**MATERIAL TO PROCESS**
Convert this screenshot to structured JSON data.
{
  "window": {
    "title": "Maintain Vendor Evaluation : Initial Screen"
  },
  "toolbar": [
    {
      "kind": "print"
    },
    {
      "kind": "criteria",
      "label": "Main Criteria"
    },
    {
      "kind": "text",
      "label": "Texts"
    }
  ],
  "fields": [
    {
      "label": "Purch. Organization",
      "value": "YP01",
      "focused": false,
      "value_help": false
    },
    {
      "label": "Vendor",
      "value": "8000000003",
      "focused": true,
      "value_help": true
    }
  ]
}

**DO THIS**
Show, from the listing above, each line that contains the word "label".

**ANSWER**
      "label": "Main Criteria"
      "label": "Texts"
      "label": "Purch. Organization",
      "label": "Vendor",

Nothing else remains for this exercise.